◆ WHAT YOU HAVE TO DO: Go through the material and pull out every line with the string "Surface" in it.

◆ PROVIDED MATERIAL:
— Start —
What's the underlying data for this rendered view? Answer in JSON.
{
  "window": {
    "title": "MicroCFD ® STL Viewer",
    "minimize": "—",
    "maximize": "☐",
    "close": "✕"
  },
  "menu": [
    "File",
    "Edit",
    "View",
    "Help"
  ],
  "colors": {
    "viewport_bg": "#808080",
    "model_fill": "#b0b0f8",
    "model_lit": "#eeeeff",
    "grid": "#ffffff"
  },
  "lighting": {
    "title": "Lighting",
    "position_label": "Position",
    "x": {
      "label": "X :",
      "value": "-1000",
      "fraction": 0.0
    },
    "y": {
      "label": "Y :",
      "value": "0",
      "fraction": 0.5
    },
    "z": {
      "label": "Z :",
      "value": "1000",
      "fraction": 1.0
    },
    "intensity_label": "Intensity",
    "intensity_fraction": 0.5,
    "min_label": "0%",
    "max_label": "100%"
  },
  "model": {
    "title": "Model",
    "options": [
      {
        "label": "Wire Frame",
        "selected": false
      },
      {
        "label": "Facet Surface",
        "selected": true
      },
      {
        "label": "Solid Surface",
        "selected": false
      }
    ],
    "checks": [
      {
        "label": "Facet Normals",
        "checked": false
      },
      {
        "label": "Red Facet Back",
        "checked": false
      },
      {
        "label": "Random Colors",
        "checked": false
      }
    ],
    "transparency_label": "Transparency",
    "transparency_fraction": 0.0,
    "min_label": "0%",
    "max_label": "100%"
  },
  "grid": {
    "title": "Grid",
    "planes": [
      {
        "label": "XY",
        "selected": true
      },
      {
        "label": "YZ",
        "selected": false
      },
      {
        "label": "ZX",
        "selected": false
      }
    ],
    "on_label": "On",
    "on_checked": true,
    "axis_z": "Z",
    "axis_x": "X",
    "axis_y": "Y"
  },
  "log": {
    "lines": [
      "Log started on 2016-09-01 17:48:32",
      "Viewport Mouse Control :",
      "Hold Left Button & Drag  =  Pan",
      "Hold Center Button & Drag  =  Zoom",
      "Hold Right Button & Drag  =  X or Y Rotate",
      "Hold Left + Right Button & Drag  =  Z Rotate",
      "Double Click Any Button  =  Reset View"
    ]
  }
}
— End —
— Start —
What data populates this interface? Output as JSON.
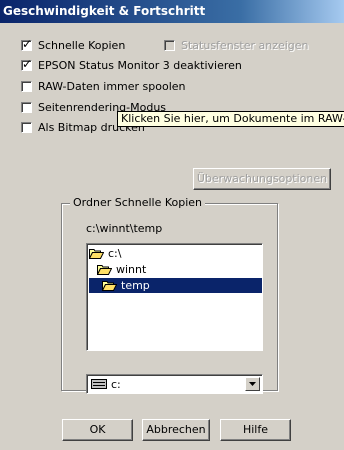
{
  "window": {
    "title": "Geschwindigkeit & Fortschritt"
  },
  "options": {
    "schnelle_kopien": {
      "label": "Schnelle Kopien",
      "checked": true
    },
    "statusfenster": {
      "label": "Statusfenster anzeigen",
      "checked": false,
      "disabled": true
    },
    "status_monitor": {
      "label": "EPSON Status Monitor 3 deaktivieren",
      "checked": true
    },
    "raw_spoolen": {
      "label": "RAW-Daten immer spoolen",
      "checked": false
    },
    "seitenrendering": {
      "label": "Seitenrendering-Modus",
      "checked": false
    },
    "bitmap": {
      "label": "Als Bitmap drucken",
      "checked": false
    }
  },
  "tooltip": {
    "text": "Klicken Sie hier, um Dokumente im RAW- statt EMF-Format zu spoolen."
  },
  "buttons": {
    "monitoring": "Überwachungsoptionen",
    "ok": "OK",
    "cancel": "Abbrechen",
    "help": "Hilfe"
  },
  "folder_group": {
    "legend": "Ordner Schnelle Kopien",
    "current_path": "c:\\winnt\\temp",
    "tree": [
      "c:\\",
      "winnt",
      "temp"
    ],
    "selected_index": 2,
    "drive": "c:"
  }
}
— End —
— Start —
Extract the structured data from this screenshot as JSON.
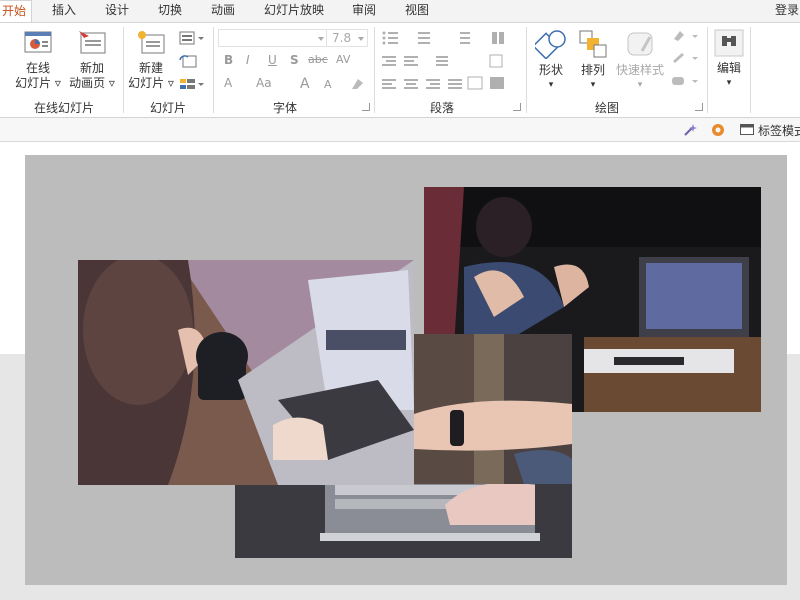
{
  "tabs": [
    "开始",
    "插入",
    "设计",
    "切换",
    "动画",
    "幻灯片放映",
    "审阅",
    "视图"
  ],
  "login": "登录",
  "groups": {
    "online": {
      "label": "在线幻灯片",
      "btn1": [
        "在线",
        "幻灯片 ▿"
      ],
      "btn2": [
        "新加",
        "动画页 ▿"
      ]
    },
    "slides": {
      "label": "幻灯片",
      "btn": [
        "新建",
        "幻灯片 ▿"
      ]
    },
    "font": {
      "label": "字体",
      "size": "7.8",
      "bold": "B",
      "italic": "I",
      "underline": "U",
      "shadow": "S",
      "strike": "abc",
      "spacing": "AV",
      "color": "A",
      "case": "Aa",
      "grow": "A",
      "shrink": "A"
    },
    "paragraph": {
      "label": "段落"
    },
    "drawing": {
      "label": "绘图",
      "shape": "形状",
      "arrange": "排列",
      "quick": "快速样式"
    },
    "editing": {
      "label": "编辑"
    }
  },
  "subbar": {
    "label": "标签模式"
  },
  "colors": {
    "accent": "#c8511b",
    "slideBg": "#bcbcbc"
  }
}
— End —
◆ TASK OUTPUT:
        "label": "Facet Surface",
        "label": "Solid Surface",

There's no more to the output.